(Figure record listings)
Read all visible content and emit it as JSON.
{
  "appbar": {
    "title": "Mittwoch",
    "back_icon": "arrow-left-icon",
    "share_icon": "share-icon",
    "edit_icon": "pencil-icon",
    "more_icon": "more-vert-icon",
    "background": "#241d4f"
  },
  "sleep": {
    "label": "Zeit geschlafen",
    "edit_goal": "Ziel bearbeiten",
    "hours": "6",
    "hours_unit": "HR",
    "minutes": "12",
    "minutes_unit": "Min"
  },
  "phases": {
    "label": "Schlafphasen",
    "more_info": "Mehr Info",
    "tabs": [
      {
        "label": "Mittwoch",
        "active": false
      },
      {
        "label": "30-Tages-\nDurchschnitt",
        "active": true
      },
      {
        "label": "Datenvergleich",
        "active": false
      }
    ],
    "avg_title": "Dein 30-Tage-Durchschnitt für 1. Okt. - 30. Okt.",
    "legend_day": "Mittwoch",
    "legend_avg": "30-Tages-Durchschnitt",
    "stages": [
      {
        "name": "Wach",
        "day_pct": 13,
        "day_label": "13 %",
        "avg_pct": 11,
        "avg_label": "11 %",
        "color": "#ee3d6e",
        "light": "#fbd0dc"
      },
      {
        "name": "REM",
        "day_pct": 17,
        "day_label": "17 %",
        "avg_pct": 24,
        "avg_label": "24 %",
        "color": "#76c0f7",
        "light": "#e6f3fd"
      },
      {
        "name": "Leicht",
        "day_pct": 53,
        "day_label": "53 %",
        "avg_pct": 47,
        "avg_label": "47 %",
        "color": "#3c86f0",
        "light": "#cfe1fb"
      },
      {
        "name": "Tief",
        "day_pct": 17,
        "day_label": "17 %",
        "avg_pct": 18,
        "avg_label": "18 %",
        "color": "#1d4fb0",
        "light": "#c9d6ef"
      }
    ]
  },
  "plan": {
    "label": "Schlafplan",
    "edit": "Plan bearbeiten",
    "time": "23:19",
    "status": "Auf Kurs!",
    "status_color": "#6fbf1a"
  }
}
* * *
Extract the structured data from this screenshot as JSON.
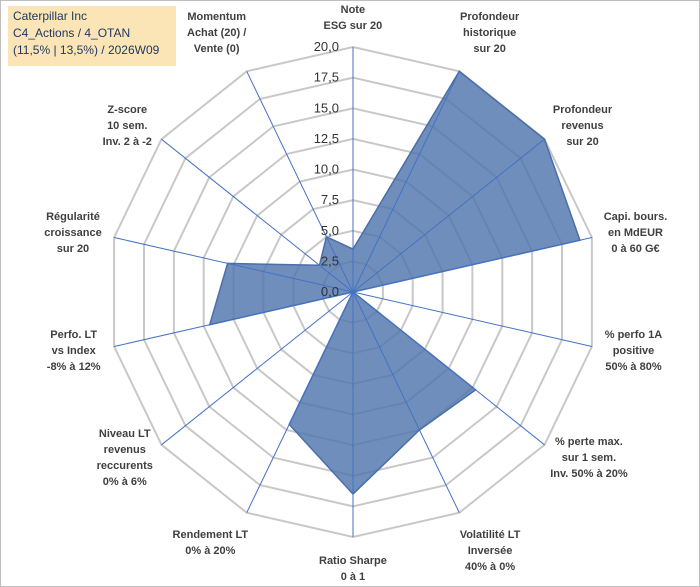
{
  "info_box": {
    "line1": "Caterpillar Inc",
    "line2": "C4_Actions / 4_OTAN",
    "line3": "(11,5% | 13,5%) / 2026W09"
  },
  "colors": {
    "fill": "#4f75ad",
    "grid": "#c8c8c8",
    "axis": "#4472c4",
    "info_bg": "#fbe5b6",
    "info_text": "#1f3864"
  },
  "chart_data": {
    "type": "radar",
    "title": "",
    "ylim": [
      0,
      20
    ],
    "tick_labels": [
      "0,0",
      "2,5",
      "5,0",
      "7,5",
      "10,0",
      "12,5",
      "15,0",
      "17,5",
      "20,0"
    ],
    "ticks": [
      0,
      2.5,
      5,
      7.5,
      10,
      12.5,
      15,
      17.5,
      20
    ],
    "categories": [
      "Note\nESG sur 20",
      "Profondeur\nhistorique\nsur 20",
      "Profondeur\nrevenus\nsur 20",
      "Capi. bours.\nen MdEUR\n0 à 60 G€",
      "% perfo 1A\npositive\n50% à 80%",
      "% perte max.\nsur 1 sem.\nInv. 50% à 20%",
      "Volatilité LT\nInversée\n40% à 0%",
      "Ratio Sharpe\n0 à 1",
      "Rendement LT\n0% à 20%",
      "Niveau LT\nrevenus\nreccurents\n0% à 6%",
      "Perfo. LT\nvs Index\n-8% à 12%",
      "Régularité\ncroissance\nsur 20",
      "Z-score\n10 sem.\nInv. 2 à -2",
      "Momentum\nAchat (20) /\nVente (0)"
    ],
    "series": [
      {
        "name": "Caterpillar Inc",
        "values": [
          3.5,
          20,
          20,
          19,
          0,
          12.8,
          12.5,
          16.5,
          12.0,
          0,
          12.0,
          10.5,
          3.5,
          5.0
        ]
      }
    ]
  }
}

**Work to do**.
Copy all lines from the material that include "nsur".

**The answer**.
      "Profondeur\nhistorique\nsur 20",
      "Profondeur\nrevenus\nsur 20",
      "% perte max.\nsur 1 sem.\nInv. 50% à 20%",
      "Régularité\ncroissance\nsur 20",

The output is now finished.